EXERCISE DETAILS:
Write out every one of the following lines without changing a single character.

Region and label listings:
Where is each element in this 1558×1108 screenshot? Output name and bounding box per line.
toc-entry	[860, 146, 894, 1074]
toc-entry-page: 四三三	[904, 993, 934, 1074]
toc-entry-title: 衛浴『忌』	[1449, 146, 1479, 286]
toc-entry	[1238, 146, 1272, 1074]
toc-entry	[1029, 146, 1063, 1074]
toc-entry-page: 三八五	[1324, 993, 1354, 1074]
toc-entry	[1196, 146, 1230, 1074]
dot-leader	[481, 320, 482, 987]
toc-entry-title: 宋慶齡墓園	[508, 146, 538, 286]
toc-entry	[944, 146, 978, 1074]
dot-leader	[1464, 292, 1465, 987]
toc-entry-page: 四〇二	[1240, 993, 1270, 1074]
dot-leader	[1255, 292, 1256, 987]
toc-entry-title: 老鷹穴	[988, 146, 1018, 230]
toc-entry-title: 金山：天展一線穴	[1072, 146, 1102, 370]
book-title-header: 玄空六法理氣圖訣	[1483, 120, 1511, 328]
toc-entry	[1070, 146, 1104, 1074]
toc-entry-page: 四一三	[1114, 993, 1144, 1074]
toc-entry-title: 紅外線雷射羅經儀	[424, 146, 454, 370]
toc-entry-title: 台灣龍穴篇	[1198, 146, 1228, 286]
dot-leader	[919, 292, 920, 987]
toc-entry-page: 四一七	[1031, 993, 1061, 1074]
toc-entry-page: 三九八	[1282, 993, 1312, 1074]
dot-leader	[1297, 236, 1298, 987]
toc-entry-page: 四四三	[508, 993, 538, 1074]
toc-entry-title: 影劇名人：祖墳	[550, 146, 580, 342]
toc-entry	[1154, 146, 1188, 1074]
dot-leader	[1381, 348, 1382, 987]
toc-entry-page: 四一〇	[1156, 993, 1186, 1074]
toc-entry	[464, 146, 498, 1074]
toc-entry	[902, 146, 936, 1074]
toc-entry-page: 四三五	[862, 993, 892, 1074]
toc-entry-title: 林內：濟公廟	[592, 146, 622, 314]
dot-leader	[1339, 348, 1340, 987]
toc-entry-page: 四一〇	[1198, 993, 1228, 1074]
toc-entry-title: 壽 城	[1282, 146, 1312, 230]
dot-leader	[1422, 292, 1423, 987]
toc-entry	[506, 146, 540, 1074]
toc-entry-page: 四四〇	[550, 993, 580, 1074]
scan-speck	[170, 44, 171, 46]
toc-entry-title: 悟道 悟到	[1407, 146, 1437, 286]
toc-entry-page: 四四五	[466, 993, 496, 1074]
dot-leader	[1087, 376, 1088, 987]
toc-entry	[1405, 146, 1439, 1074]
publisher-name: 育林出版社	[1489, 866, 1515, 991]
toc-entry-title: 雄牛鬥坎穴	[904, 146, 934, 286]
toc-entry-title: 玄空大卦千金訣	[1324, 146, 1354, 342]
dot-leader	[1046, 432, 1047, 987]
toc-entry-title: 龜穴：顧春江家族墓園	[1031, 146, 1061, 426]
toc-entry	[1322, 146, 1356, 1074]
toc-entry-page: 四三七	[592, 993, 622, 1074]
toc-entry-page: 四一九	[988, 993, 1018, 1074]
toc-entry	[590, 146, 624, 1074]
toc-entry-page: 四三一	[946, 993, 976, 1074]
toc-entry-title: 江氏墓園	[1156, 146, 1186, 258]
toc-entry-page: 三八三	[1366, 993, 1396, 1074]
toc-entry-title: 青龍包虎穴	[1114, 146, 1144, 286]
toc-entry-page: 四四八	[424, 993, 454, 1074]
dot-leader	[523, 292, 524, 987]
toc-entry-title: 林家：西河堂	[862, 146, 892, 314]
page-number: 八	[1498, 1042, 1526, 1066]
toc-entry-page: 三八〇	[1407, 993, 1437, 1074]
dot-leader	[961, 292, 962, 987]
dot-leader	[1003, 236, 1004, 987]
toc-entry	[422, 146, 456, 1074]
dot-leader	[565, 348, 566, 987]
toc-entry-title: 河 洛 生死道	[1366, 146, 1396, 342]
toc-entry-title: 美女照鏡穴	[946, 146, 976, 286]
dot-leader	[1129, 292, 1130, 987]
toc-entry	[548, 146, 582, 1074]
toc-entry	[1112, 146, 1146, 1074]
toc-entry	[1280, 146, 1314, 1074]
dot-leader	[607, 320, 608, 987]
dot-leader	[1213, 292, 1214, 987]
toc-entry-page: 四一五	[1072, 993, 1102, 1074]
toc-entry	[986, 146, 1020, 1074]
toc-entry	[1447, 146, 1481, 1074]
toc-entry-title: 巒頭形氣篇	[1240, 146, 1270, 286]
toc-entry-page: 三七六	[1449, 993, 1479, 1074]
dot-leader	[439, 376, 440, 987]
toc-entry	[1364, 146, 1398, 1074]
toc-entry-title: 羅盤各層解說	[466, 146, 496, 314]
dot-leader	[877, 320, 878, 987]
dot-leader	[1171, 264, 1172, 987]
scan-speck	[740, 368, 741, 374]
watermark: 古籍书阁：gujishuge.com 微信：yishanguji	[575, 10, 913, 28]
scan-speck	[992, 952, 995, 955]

SOLUTION FOR THIS EXERCISE:
Where is each element in this 1558×1108 screenshot? Output name and bounding box per line.
toc-entry	[860, 146, 894, 1074]
toc-entry-page: 四三三	[904, 993, 934, 1074]
toc-entry-title: 衛浴『忌』	[1449, 146, 1479, 286]
toc-entry	[1238, 146, 1272, 1074]
toc-entry	[1029, 146, 1063, 1074]
toc-entry-page: 三八五	[1324, 993, 1354, 1074]
toc-entry	[1196, 146, 1230, 1074]
dot-leader	[481, 320, 482, 987]
toc-entry-title: 宋慶齡墓園	[508, 146, 538, 286]
toc-entry	[944, 146, 978, 1074]
dot-leader	[1464, 292, 1465, 987]
toc-entry-page: 四〇二	[1240, 993, 1270, 1074]
dot-leader	[1255, 292, 1256, 987]
toc-entry-title: 老鷹穴	[988, 146, 1018, 230]
toc-entry-title: 金山：天展一線穴	[1072, 146, 1102, 370]
book-title-header: 玄空六法理氣圖訣	[1483, 120, 1511, 328]
toc-entry	[1070, 146, 1104, 1074]
toc-entry-page: 四一三	[1114, 993, 1144, 1074]
toc-entry-title: 紅外線雷射羅經儀	[424, 146, 454, 370]
toc-entry-title: 台灣龍穴篇	[1198, 146, 1228, 286]
dot-leader	[919, 292, 920, 987]
toc-entry-page: 四一七	[1031, 993, 1061, 1074]
toc-entry-page: 三九八	[1282, 993, 1312, 1074]
dot-leader	[1297, 236, 1298, 987]
toc-entry-page: 四四三	[508, 993, 538, 1074]
toc-entry-title: 影劇名人：祖墳	[550, 146, 580, 342]
toc-entry	[1154, 146, 1188, 1074]
dot-leader	[1381, 348, 1382, 987]
toc-entry-page: 四一〇	[1156, 993, 1186, 1074]
toc-entry	[464, 146, 498, 1074]
toc-entry	[902, 146, 936, 1074]
toc-entry-page: 四三五	[862, 993, 892, 1074]
toc-entry-title: 林內：濟公廟	[592, 146, 622, 314]
dot-leader	[1339, 348, 1340, 987]
toc-entry-page: 四一〇	[1198, 993, 1228, 1074]
toc-entry-title: 壽 城	[1282, 146, 1312, 230]
dot-leader	[1422, 292, 1423, 987]
toc-entry	[506, 146, 540, 1074]
toc-entry-page: 四四〇	[550, 993, 580, 1074]
scan-speck	[170, 44, 171, 46]
toc-entry-title: 悟道 悟到	[1407, 146, 1437, 286]
toc-entry-page: 四四五	[466, 993, 496, 1074]
dot-leader	[1087, 376, 1088, 987]
toc-entry	[1405, 146, 1439, 1074]
publisher-name: 育林出版社	[1489, 866, 1515, 991]
toc-entry-title: 雄牛鬥坎穴	[904, 146, 934, 286]
toc-entry-title: 玄空大卦千金訣	[1324, 146, 1354, 342]
dot-leader	[1046, 432, 1047, 987]
toc-entry-title: 龜穴：顧春江家族墓園	[1031, 146, 1061, 426]
toc-entry	[1322, 146, 1356, 1074]
toc-entry-page: 四三七	[592, 993, 622, 1074]
toc-entry-page: 四一九	[988, 993, 1018, 1074]
toc-entry	[590, 146, 624, 1074]
toc-entry-page: 四三一	[946, 993, 976, 1074]
toc-entry-title: 江氏墓園	[1156, 146, 1186, 258]
toc-entry-page: 三八三	[1366, 993, 1396, 1074]
toc-entry-title: 青龍包虎穴	[1114, 146, 1144, 286]
toc-entry-page: 四四八	[424, 993, 454, 1074]
dot-leader	[523, 292, 524, 987]
toc-entry-title: 林家：西河堂	[862, 146, 892, 314]
page-number: 八	[1498, 1042, 1526, 1066]
toc-entry-page: 三八〇	[1407, 993, 1437, 1074]
dot-leader	[961, 292, 962, 987]
dot-leader	[1003, 236, 1004, 987]
toc-entry	[422, 146, 456, 1074]
dot-leader	[565, 348, 566, 987]
toc-entry-title: 河 洛 生死道	[1366, 146, 1396, 342]
toc-entry-title: 美女照鏡穴	[946, 146, 976, 286]
dot-leader	[1129, 292, 1130, 987]
toc-entry	[548, 146, 582, 1074]
toc-entry	[1112, 146, 1146, 1074]
toc-entry	[1280, 146, 1314, 1074]
dot-leader	[607, 320, 608, 987]
dot-leader	[1213, 292, 1214, 987]
toc-entry-page: 四一五	[1072, 993, 1102, 1074]
toc-entry	[986, 146, 1020, 1074]
toc-entry	[1447, 146, 1481, 1074]
toc-entry-title: 巒頭形氣篇	[1240, 146, 1270, 286]
toc-entry-page: 三七六	[1449, 993, 1479, 1074]
dot-leader	[439, 376, 440, 987]
toc-entry	[1364, 146, 1398, 1074]
toc-entry-title: 羅盤各層解說	[466, 146, 496, 314]
dot-leader	[877, 320, 878, 987]
dot-leader	[1171, 264, 1172, 987]
scan-speck	[740, 368, 741, 374]
watermark: 古籍书阁：gujishuge.com 微信：yishanguji	[575, 10, 913, 28]
scan-speck	[992, 952, 995, 955]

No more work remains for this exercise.